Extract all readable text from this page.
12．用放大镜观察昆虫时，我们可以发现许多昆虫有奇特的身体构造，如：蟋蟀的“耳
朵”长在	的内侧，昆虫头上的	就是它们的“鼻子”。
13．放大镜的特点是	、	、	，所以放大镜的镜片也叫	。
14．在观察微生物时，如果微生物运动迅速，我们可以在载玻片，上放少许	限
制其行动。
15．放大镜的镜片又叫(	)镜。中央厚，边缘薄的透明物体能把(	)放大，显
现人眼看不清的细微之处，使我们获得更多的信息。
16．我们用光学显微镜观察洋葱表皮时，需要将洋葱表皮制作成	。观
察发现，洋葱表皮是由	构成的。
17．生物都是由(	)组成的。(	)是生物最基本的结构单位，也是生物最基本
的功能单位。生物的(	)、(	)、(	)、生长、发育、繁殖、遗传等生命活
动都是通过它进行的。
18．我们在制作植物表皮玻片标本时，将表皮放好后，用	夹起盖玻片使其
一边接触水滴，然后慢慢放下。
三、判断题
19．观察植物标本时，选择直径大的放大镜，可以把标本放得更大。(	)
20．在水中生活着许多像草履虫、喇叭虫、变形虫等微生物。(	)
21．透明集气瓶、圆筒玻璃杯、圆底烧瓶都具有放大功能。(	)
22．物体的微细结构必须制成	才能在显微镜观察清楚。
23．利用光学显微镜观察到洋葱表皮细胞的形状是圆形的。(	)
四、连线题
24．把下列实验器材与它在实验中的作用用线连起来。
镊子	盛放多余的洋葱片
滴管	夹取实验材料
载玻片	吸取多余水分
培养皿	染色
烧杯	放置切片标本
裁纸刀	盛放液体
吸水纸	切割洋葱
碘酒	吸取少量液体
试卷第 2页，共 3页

....................

- Given instruction
Go through the records above and retype each one exactly.

- The reply
Extract all readable text from this page.
12．用放大镜观察昆虫时，我们可以发现许多昆虫有奇特的身体构造，如：蟋蟀的“耳
朵”长在	的内侧，昆虫头上的	就是它们的“鼻子”。
13．放大镜的特点是	、	、	，所以放大镜的镜片也叫	。
14．在观察微生物时，如果微生物运动迅速，我们可以在载玻片，上放少许	限
制其行动。
15．放大镜的镜片又叫(	)镜。中央厚，边缘薄的透明物体能把(	)放大，显
现人眼看不清的细微之处，使我们获得更多的信息。
16．我们用光学显微镜观察洋葱表皮时，需要将洋葱表皮制作成	。观
察发现，洋葱表皮是由	构成的。
17．生物都是由(	)组成的。(	)是生物最基本的结构单位，也是生物最基本
的功能单位。生物的(	)、(	)、(	)、生长、发育、繁殖、遗传等生命活
动都是通过它进行的。
18．我们在制作植物表皮玻片标本时，将表皮放好后，用	夹起盖玻片使其
一边接触水滴，然后慢慢放下。
三、判断题
19．观察植物标本时，选择直径大的放大镜，可以把标本放得更大。(	)
20．在水中生活着许多像草履虫、喇叭虫、变形虫等微生物。(	)
21．透明集气瓶、圆筒玻璃杯、圆底烧瓶都具有放大功能。(	)
22．物体的微细结构必须制成	才能在显微镜观察清楚。
23．利用光学显微镜观察到洋葱表皮细胞的形状是圆形的。(	)
四、连线题
24．把下列实验器材与它在实验中的作用用线连起来。
镊子	盛放多余的洋葱片
滴管	夹取实验材料
载玻片	吸取多余水分
培养皿	染色
烧杯	放置切片标本
裁纸刀	盛放液体
吸水纸	切割洋葱
碘酒	吸取少量液体
试卷第 2页，共 3页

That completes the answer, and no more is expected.